SET TASK> Reproduce each line from the records that holds "false".

>>>>>

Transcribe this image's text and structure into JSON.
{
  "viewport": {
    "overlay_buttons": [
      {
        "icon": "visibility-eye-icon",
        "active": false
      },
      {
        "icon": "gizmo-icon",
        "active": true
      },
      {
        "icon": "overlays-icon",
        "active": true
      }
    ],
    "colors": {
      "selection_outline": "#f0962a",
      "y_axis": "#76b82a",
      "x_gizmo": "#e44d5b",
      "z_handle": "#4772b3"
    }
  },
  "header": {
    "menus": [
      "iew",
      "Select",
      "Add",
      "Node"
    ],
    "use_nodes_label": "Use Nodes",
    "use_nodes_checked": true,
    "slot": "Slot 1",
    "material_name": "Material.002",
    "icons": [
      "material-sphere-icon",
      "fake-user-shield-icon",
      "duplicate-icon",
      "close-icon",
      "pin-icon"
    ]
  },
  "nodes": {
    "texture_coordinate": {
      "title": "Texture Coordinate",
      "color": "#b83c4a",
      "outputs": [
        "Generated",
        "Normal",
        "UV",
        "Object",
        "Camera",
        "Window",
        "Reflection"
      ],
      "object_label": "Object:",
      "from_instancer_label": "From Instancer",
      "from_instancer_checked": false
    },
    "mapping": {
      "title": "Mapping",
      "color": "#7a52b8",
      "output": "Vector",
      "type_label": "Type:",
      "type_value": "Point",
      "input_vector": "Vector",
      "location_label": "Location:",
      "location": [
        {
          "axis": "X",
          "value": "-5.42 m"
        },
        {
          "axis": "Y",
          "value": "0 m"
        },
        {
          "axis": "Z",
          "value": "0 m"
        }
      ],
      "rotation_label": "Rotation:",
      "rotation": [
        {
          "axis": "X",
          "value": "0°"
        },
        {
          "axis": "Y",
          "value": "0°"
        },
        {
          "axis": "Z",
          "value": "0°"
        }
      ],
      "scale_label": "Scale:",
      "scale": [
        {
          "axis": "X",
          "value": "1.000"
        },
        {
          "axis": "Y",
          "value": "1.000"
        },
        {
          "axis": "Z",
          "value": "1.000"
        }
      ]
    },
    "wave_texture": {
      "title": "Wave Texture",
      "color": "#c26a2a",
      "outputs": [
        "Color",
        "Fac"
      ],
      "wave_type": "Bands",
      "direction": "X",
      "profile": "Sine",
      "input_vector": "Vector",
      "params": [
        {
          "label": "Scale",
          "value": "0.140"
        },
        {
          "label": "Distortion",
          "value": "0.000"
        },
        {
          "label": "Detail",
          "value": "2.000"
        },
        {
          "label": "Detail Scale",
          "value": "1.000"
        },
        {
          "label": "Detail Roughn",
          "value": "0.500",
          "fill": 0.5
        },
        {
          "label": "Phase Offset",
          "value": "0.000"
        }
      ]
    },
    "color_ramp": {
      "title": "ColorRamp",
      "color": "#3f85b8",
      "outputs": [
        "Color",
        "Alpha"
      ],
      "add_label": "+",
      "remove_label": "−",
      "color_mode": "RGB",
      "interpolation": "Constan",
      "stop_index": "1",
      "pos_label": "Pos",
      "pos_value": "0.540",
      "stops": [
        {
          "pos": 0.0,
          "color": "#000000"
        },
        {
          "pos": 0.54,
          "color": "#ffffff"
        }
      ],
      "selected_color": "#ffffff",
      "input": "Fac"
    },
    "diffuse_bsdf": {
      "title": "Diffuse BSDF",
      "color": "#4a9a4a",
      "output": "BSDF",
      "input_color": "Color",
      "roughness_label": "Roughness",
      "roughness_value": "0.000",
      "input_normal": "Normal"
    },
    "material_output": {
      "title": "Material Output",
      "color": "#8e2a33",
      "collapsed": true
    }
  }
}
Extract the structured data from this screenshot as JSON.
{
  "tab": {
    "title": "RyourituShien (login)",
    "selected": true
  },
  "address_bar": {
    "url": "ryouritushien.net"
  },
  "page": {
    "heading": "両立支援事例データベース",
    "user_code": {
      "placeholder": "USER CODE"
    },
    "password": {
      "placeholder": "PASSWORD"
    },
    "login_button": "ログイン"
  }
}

<<<<<

THE OUTPUT>
        "active": false
      "from_instancer_checked": false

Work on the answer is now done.